Repeat each line of the material exactly.

(Source records)
::::::

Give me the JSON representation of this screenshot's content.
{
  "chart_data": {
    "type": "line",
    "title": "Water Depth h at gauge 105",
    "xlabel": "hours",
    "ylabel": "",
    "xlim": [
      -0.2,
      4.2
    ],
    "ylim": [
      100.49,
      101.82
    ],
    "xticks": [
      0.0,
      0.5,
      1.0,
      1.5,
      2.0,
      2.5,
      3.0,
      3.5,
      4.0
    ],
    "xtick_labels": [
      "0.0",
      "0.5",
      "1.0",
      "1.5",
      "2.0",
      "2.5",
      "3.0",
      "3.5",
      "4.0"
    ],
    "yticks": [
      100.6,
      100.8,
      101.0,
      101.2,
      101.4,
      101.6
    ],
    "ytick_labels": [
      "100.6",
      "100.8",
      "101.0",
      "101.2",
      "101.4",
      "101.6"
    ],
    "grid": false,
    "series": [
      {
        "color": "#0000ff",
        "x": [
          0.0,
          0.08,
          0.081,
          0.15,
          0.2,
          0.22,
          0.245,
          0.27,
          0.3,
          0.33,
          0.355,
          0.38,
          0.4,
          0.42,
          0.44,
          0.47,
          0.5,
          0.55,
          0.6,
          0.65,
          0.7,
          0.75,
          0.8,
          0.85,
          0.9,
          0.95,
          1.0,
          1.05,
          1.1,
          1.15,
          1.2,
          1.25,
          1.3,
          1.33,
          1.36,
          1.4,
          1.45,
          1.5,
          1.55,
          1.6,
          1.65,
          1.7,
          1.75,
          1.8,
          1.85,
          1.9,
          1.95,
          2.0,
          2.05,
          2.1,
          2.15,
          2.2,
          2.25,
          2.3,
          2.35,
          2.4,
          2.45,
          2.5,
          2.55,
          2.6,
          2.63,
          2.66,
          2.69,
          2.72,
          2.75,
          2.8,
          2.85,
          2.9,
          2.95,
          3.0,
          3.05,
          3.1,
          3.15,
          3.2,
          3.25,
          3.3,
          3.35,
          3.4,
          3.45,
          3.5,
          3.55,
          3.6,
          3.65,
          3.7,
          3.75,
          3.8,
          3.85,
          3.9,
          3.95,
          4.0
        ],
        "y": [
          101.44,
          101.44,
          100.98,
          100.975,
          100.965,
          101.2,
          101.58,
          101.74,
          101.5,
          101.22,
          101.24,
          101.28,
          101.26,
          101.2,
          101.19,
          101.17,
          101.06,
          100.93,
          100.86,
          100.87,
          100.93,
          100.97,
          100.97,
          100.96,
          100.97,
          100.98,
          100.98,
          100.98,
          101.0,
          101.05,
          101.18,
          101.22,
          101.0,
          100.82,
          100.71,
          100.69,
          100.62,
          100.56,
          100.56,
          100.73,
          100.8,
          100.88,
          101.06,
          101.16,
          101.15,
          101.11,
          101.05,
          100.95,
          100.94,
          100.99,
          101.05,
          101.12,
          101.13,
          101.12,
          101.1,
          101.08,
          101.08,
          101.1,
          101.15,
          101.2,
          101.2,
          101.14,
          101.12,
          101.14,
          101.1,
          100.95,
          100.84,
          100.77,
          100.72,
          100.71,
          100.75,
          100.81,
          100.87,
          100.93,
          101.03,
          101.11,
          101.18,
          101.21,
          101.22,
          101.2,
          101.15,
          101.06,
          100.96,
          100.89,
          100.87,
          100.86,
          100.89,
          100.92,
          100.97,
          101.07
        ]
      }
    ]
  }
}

::::::

The reply:
Give me the JSON representation of this screenshot's content.
{
  "chart_data": {
    "type": "line",
    "title": "Water Depth h at gauge 105",
    "xlabel": "hours",
    "ylabel": "",
    "xlim": [
      -0.2,
      4.2
    ],
    "ylim": [
      100.49,
      101.82
    ],
    "xticks": [
      0.0,
      0.5,
      1.0,
      1.5,
      2.0,
      2.5,
      3.0,
      3.5,
      4.0
    ],
    "xtick_labels": [
      "0.0",
      "0.5",
      "1.0",
      "1.5",
      "2.0",
      "2.5",
      "3.0",
      "3.5",
      "4.0"
    ],
    "yticks": [
      100.6,
      100.8,
      101.0,
      101.2,
      101.4,
      101.6
    ],
    "ytick_labels": [
      "100.6",
      "100.8",
      "101.0",
      "101.2",
      "101.4",
      "101.6"
    ],
    "grid": false,
    "series": [
      {
        "color": "#0000ff",
        "x": [
          0.0,
          0.08,
          0.081,
          0.15,
          0.2,
          0.22,
          0.245,
          0.27,
          0.3,
          0.33,
          0.355,
          0.38,
          0.4,
          0.42,
          0.44,
          0.47,
          0.5,
          0.55,
          0.6,
          0.65,
          0.7,
          0.75,
          0.8,
          0.85,
          0.9,
          0.95,
          1.0,
          1.05,
          1.1,
          1.15,
          1.2,
          1.25,
          1.3,
          1.33,
          1.36,
          1.4,
          1.45,
          1.5,
          1.55,
          1.6,
          1.65,
          1.7,
          1.75,
          1.8,
          1.85,
          1.9,
          1.95,
          2.0,
          2.05,
          2.1,
          2.15,
          2.2,
          2.25,
          2.3,
          2.35,
          2.4,
          2.45,
          2.5,
          2.55,
          2.6,
          2.63,
          2.66,
          2.69,
          2.72,
          2.75,
          2.8,
          2.85,
          2.9,
          2.95,
          3.0,
          3.05,
          3.1,
          3.15,
          3.2,
          3.25,
          3.3,
          3.35,
          3.4,
          3.45,
          3.5,
          3.55,
          3.6,
          3.65,
          3.7,
          3.75,
          3.8,
          3.85,
          3.9,
          3.95,
          4.0
        ],
        "y": [
          101.44,
          101.44,
          100.98,
          100.975,
          100.965,
          101.2,
          101.58,
          101.74,
          101.5,
          101.22,
          101.24,
          101.28,
          101.26,
          101.2,
          101.19,
          101.17,
          101.06,
          100.93,
          100.86,
          100.87,
          100.93,
          100.97,
          100.97,
          100.96,
          100.97,
          100.98,
          100.98,
          100.98,
          101.0,
          101.05,
          101.18,
          101.22,
          101.0,
          100.82,
          100.71,
          100.69,
          100.62,
          100.56,
          100.56,
          100.73,
          100.8,
          100.88,
          101.06,
          101.16,
          101.15,
          101.11,
          101.05,
          100.95,
          100.94,
          100.99,
          101.05,
          101.12,
          101.13,
          101.12,
          101.1,
          101.08,
          101.08,
          101.1,
          101.15,
          101.2,
          101.2,
          101.14,
          101.12,
          101.14,
          101.1,
          100.95,
          100.84,
          100.77,
          100.72,
          100.71,
          100.75,
          100.81,
          100.87,
          100.93,
          101.03,
          101.11,
          101.18,
          101.21,
          101.22,
          101.2,
          101.15,
          101.06,
          100.96,
          100.89,
          100.87,
          100.86,
          100.89,
          100.92,
          100.97,
          101.07
        ]
      }
    ]
  }
}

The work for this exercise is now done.